» **Figure data in JSON**:
────

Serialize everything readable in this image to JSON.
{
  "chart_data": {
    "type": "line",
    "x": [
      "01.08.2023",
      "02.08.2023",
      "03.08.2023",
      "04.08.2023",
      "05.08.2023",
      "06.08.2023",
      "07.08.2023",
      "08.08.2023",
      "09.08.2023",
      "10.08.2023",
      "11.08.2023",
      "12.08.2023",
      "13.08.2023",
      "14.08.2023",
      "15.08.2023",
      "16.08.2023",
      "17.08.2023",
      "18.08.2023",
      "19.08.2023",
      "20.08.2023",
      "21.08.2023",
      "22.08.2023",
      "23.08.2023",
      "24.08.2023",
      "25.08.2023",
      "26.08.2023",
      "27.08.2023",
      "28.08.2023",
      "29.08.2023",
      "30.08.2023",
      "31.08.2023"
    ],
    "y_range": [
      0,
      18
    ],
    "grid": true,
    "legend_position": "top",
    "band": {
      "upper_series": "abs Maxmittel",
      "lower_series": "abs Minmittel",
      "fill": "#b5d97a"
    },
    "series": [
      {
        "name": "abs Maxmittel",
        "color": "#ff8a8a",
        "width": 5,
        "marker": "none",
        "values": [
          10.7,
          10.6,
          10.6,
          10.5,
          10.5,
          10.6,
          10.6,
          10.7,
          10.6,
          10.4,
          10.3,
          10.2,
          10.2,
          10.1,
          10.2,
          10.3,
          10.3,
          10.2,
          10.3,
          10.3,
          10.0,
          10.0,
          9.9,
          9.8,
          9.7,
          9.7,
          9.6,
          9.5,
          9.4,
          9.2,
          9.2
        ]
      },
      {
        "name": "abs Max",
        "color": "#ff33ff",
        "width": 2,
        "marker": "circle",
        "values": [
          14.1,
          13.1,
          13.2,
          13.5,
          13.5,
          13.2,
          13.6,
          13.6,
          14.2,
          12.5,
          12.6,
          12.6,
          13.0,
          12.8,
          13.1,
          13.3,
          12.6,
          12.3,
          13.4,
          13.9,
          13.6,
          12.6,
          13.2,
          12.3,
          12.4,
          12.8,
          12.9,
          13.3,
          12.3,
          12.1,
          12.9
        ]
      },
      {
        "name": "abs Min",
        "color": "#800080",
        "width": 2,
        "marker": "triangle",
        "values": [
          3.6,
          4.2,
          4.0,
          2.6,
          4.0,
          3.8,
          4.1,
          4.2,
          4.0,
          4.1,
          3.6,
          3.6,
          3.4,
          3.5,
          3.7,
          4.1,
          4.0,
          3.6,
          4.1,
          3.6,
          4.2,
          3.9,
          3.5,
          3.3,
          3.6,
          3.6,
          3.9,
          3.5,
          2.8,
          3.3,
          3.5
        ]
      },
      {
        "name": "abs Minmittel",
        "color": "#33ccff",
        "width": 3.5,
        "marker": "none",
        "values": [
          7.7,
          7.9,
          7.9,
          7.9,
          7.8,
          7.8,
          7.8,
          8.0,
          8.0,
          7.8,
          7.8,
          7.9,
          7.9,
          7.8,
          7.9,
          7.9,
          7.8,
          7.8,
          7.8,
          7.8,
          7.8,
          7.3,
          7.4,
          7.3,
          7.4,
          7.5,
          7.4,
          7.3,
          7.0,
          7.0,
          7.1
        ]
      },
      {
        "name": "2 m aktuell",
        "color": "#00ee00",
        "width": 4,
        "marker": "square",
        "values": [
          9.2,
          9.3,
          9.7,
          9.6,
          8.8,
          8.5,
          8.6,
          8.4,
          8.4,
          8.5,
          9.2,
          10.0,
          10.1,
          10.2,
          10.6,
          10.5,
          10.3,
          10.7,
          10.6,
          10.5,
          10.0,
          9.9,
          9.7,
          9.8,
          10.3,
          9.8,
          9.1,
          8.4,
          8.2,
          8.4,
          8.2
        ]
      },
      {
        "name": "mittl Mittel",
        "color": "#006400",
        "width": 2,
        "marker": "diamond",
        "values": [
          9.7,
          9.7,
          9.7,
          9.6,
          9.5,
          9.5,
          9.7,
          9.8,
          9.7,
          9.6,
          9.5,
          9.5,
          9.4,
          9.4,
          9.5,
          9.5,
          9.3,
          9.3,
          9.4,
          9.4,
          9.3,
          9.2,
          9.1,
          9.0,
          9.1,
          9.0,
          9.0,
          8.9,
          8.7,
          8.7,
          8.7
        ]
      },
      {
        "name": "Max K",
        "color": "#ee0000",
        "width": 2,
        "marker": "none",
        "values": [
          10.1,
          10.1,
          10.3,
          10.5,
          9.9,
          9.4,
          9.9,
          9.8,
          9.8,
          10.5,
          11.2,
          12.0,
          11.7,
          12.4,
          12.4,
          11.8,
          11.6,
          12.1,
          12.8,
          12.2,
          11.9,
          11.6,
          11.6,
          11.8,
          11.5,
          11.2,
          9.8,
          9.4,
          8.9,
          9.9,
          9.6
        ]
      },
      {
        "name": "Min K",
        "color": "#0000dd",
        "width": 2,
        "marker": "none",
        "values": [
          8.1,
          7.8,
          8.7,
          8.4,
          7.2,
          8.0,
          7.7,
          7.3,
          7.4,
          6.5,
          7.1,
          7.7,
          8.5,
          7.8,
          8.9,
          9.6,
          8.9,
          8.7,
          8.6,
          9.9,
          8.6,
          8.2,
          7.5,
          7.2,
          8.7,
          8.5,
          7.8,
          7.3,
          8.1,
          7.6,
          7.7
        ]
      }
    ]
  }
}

────

» **STATED EXERCISE**:
Restate the listing in full, word for word.

» **SOLUTION**:
Serialize everything readable in this image to JSON.
{
  "chart_data": {
    "type": "line",
    "x": [
      "01.08.2023",
      "02.08.2023",
      "03.08.2023",
      "04.08.2023",
      "05.08.2023",
      "06.08.2023",
      "07.08.2023",
      "08.08.2023",
      "09.08.2023",
      "10.08.2023",
      "11.08.2023",
      "12.08.2023",
      "13.08.2023",
      "14.08.2023",
      "15.08.2023",
      "16.08.2023",
      "17.08.2023",
      "18.08.2023",
      "19.08.2023",
      "20.08.2023",
      "21.08.2023",
      "22.08.2023",
      "23.08.2023",
      "24.08.2023",
      "25.08.2023",
      "26.08.2023",
      "27.08.2023",
      "28.08.2023",
      "29.08.2023",
      "30.08.2023",
      "31.08.2023"
    ],
    "y_range": [
      0,
      18
    ],
    "grid": true,
    "legend_position": "top",
    "band": {
      "upper_series": "abs Maxmittel",
      "lower_series": "abs Minmittel",
      "fill": "#b5d97a"
    },
    "series": [
      {
        "name": "abs Maxmittel",
        "color": "#ff8a8a",
        "width": 5,
        "marker": "none",
        "values": [
          10.7,
          10.6,
          10.6,
          10.5,
          10.5,
          10.6,
          10.6,
          10.7,
          10.6,
          10.4,
          10.3,
          10.2,
          10.2,
          10.1,
          10.2,
          10.3,
          10.3,
          10.2,
          10.3,
          10.3,
          10.0,
          10.0,
          9.9,
          9.8,
          9.7,
          9.7,
          9.6,
          9.5,
          9.4,
          9.2,
          9.2
        ]
      },
      {
        "name": "abs Max",
        "color": "#ff33ff",
        "width": 2,
        "marker": "circle",
        "values": [
          14.1,
          13.1,
          13.2,
          13.5,
          13.5,
          13.2,
          13.6,
          13.6,
          14.2,
          12.5,
          12.6,
          12.6,
          13.0,
          12.8,
          13.1,
          13.3,
          12.6,
          12.3,
          13.4,
          13.9,
          13.6,
          12.6,
          13.2,
          12.3,
          12.4,
          12.8,
          12.9,
          13.3,
          12.3,
          12.1,
          12.9
        ]
      },
      {
        "name": "abs Min",
        "color": "#800080",
        "width": 2,
        "marker": "triangle",
        "values": [
          3.6,
          4.2,
          4.0,
          2.6,
          4.0,
          3.8,
          4.1,
          4.2,
          4.0,
          4.1,
          3.6,
          3.6,
          3.4,
          3.5,
          3.7,
          4.1,
          4.0,
          3.6,
          4.1,
          3.6,
          4.2,
          3.9,
          3.5,
          3.3,
          3.6,
          3.6,
          3.9,
          3.5,
          2.8,
          3.3,
          3.5
        ]
      },
      {
        "name": "abs Minmittel",
        "color": "#33ccff",
        "width": 3.5,
        "marker": "none",
        "values": [
          7.7,
          7.9,
          7.9,
          7.9,
          7.8,
          7.8,
          7.8,
          8.0,
          8.0,
          7.8,
          7.8,
          7.9,
          7.9,
          7.8,
          7.9,
          7.9,
          7.8,
          7.8,
          7.8,
          7.8,
          7.8,
          7.3,
          7.4,
          7.3,
          7.4,
          7.5,
          7.4,
          7.3,
          7.0,
          7.0,
          7.1
        ]
      },
      {
        "name": "2 m aktuell",
        "color": "#00ee00",
        "width": 4,
        "marker": "square",
        "values": [
          9.2,
          9.3,
          9.7,
          9.6,
          8.8,
          8.5,
          8.6,
          8.4,
          8.4,
          8.5,
          9.2,
          10.0,
          10.1,
          10.2,
          10.6,
          10.5,
          10.3,
          10.7,
          10.6,
          10.5,
          10.0,
          9.9,
          9.7,
          9.8,
          10.3,
          9.8,
          9.1,
          8.4,
          8.2,
          8.4,
          8.2
        ]
      },
      {
        "name": "mittl Mittel",
        "color": "#006400",
        "width": 2,
        "marker": "diamond",
        "values": [
          9.7,
          9.7,
          9.7,
          9.6,
          9.5,
          9.5,
          9.7,
          9.8,
          9.7,
          9.6,
          9.5,
          9.5,
          9.4,
          9.4,
          9.5,
          9.5,
          9.3,
          9.3,
          9.4,
          9.4,
          9.3,
          9.2,
          9.1,
          9.0,
          9.1,
          9.0,
          9.0,
          8.9,
          8.7,
          8.7,
          8.7
        ]
      },
      {
        "name": "Max K",
        "color": "#ee0000",
        "width": 2,
        "marker": "none",
        "values": [
          10.1,
          10.1,
          10.3,
          10.5,
          9.9,
          9.4,
          9.9,
          9.8,
          9.8,
          10.5,
          11.2,
          12.0,
          11.7,
          12.4,
          12.4,
          11.8,
          11.6,
          12.1,
          12.8,
          12.2,
          11.9,
          11.6,
          11.6,
          11.8,
          11.5,
          11.2,
          9.8,
          9.4,
          8.9,
          9.9,
          9.6
        ]
      },
      {
        "name": "Min K",
        "color": "#0000dd",
        "width": 2,
        "marker": "none",
        "values": [
          8.1,
          7.8,
          8.7,
          8.4,
          7.2,
          8.0,
          7.7,
          7.3,
          7.4,
          6.5,
          7.1,
          7.7,
          8.5,
          7.8,
          8.9,
          9.6,
          8.9,
          8.7,
          8.6,
          9.9,
          8.6,
          8.2,
          7.5,
          7.2,
          8.7,
          8.5,
          7.8,
          7.3,
          8.1,
          7.6,
          7.7
        ]
      }
    ]
  }
}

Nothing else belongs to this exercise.